::: INPUT RECORDS :::
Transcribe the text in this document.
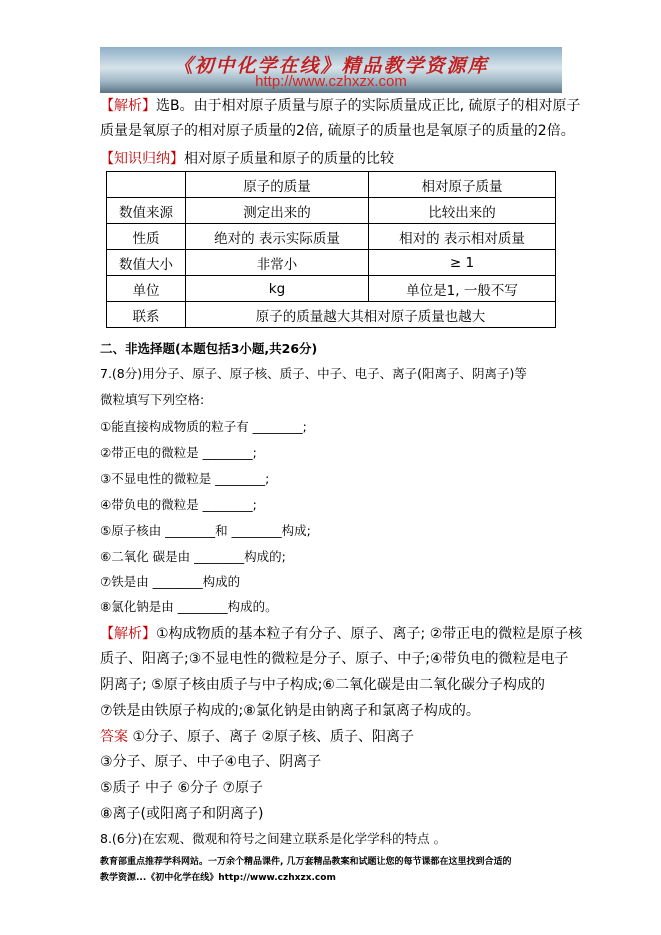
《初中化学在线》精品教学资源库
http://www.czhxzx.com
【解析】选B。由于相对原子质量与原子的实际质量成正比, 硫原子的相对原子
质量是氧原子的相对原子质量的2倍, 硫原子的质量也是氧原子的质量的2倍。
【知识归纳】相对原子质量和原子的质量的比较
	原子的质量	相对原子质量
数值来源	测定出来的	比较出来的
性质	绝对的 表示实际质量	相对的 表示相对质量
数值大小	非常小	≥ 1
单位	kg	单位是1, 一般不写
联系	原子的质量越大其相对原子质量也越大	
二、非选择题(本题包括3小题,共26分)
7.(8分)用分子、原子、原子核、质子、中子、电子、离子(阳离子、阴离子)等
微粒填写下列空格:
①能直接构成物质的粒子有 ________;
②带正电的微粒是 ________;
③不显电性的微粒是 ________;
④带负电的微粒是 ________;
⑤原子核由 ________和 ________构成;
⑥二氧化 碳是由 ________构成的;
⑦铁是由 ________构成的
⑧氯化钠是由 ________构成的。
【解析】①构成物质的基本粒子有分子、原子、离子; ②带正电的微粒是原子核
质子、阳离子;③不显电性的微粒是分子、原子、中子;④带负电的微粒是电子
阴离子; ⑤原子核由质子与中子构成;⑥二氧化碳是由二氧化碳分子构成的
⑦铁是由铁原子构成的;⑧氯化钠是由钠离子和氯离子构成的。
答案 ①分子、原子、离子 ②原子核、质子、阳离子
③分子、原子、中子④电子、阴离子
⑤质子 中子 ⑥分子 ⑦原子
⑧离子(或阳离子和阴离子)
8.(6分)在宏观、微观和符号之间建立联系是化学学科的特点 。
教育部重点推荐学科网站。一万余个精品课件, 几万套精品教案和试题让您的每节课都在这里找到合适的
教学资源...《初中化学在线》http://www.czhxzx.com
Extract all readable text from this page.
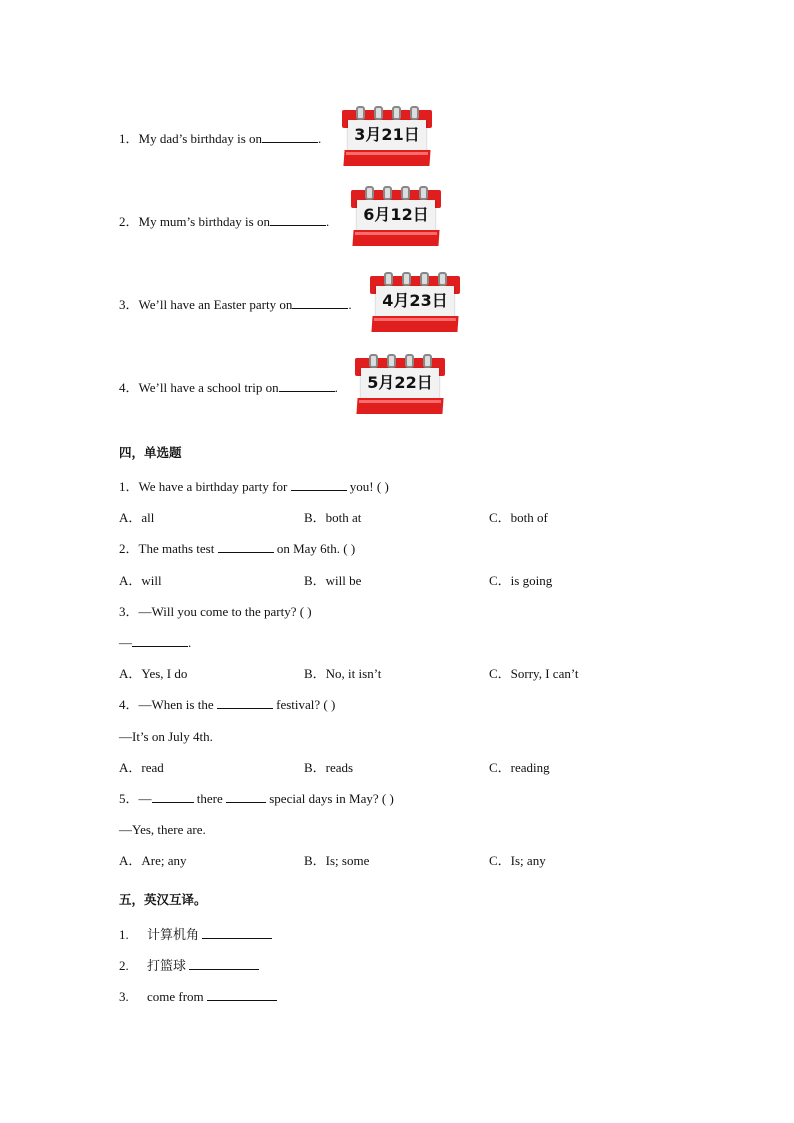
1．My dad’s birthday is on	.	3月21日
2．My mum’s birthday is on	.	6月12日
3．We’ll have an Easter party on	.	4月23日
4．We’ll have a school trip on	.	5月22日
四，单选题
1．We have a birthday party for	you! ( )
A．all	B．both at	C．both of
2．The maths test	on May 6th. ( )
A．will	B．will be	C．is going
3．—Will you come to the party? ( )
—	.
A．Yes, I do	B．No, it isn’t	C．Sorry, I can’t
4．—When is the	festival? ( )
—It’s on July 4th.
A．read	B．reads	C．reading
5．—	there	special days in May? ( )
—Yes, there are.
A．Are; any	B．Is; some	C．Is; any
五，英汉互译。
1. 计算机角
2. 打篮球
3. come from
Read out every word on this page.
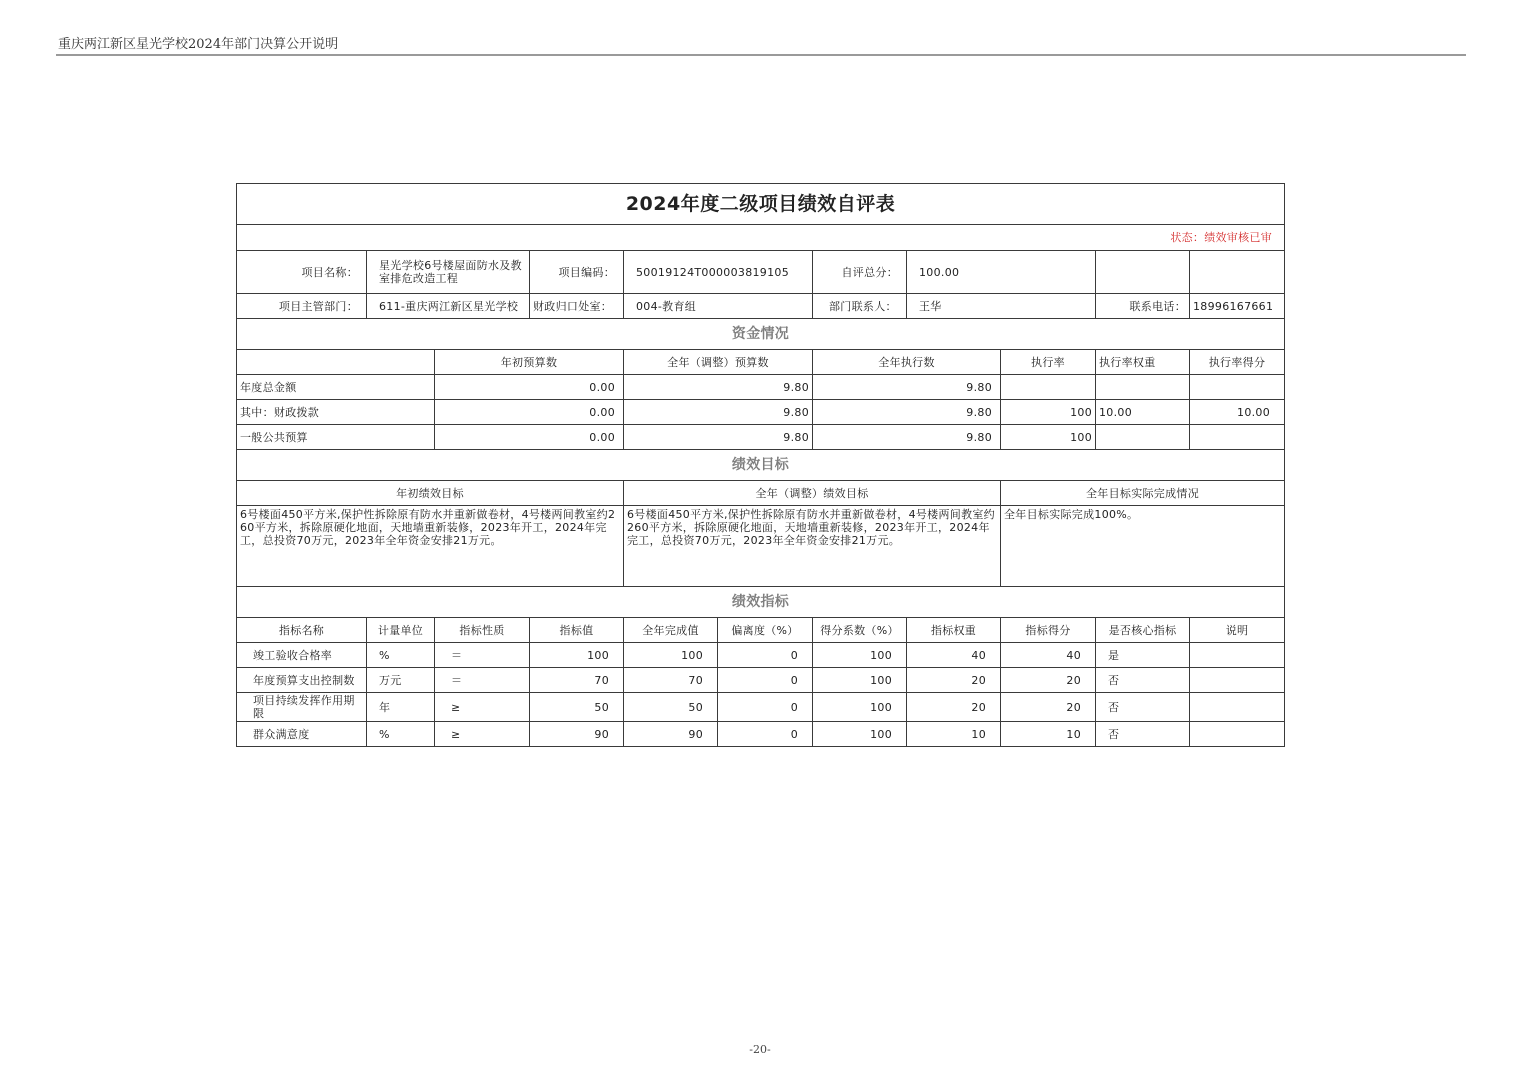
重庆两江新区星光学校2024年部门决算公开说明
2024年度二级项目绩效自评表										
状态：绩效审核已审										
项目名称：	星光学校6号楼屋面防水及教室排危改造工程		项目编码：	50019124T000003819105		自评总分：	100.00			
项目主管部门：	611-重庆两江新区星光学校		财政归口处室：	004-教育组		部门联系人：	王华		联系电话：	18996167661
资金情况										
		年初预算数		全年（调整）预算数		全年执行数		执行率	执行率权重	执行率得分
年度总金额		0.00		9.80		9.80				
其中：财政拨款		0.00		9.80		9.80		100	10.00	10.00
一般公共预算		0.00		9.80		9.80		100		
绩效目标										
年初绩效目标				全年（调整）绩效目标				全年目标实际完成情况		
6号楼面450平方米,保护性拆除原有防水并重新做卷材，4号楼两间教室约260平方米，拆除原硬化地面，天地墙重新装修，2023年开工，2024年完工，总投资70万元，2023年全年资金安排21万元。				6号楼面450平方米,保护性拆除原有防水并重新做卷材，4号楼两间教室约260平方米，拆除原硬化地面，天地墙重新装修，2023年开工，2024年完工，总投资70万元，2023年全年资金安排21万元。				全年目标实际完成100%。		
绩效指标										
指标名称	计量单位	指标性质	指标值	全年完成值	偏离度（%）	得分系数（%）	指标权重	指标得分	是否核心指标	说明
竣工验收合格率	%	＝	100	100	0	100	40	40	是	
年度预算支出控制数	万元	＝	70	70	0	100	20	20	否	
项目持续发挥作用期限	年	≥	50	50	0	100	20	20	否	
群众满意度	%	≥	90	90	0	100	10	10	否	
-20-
:::
## EXERCISE INSTRUCTIONS
Pictures are excluded; output everything else in the data verbatim.

## RESULT OF THE TASK
Transcribe the text in this document.
《初中化学在线》精品教学资源库
http://www.czhxzx.com
【解析】选B。由于相对原子质量与原子的实际质量成正比, 硫原子的相对原子
质量是氧原子的相对原子质量的2倍, 硫原子的质量也是氧原子的质量的2倍。
【知识归纳】相对原子质量和原子的质量的比较
	原子的质量	相对原子质量
数值来源	测定出来的	比较出来的
性质	绝对的 表示实际质量	相对的 表示相对质量
数值大小	非常小	≥ 1
单位	kg	单位是1, 一般不写
联系	原子的质量越大其相对原子质量也越大	
二、非选择题(本题包括3小题,共26分)
7.(8分)用分子、原子、原子核、质子、中子、电子、离子(阳离子、阴离子)等
微粒填写下列空格:
①能直接构成物质的粒子有 ________;
②带正电的微粒是 ________;
③不显电性的微粒是 ________;
④带负电的微粒是 ________;
⑤原子核由 ________和 ________构成;
⑥二氧化 碳是由 ________构成的;
⑦铁是由 ________构成的
⑧氯化钠是由 ________构成的。
【解析】①构成物质的基本粒子有分子、原子、离子; ②带正电的微粒是原子核
质子、阳离子;③不显电性的微粒是分子、原子、中子;④带负电的微粒是电子
阴离子; ⑤原子核由质子与中子构成;⑥二氧化碳是由二氧化碳分子构成的
⑦铁是由铁原子构成的;⑧氯化钠是由钠离子和氯离子构成的。
答案 ①分子、原子、离子 ②原子核、质子、阳离子
③分子、原子、中子④电子、阴离子
⑤质子 中子 ⑥分子 ⑦原子
⑧离子(或阳离子和阴离子)
8.(6分)在宏观、微观和符号之间建立联系是化学学科的特点 。
教育部重点推荐学科网站。一万余个精品课件, 几万套精品教案和试题让您的每节课都在这里找到合适的
教学资源...《初中化学在线》http://www.czhxzx.com
Extract all readable text from this page.
1．My dad’s birthday is on	.	3月21日
2．My mum’s birthday is on	.	6月12日
3．We’ll have an Easter party on	.	4月23日
4．We’ll have a school trip on	.	5月22日
四，单选题
1．We have a birthday party for	you! ( )
A．all	B．both at	C．both of
2．The maths test	on May 6th. ( )
A．will	B．will be	C．is going
3．—Will you come to the party? ( )
—	.
A．Yes, I do	B．No, it isn’t	C．Sorry, I can’t
4．—When is the	festival? ( )
—It’s on July 4th.
A．read	B．reads	C．reading
5．—	there	special days in May? ( )
—Yes, there are.
A．Are; any	B．Is; some	C．Is; any
五，英汉互译。
1. 计算机角
2. 打篮球
3. come from
Read out every word on this page.
重庆两江新区星光学校2024年部门决算公开说明
2024年度二级项目绩效自评表										
状态：绩效审核已审										
项目名称：	星光学校6号楼屋面防水及教室排危改造工程		项目编码：	50019124T000003819105		自评总分：	100.00			
项目主管部门：	611-重庆两江新区星光学校		财政归口处室：	004-教育组		部门联系人：	王华		联系电话：	18996167661
资金情况										
		年初预算数		全年（调整）预算数		全年执行数		执行率	执行率权重	执行率得分
年度总金额		0.00		9.80		9.80				
其中：财政拨款		0.00		9.80		9.80		100	10.00	10.00
一般公共预算		0.00		9.80		9.80		100		
绩效目标										
年初绩效目标				全年（调整）绩效目标				全年目标实际完成情况		
6号楼面450平方米,保护性拆除原有防水并重新做卷材，4号楼两间教室约260平方米，拆除原硬化地面，天地墙重新装修，2023年开工，2024年完工，总投资70万元，2023年全年资金安排21万元。				6号楼面450平方米,保护性拆除原有防水并重新做卷材，4号楼两间教室约260平方米，拆除原硬化地面，天地墙重新装修，2023年开工，2024年完工，总投资70万元，2023年全年资金安排21万元。				全年目标实际完成100%。		
绩效指标										
指标名称	计量单位	指标性质	指标值	全年完成值	偏离度（%）	得分系数（%）	指标权重	指标得分	是否核心指标	说明
竣工验收合格率	%	＝	100	100	0	100	40	40	是	
年度预算支出控制数	万元	＝	70	70	0	100	20	20	否	
项目持续发挥作用期限	年	≥	50	50	0	100	20	20	否	
群众满意度	%	≥	90	90	0	100	10	10	否	
-20-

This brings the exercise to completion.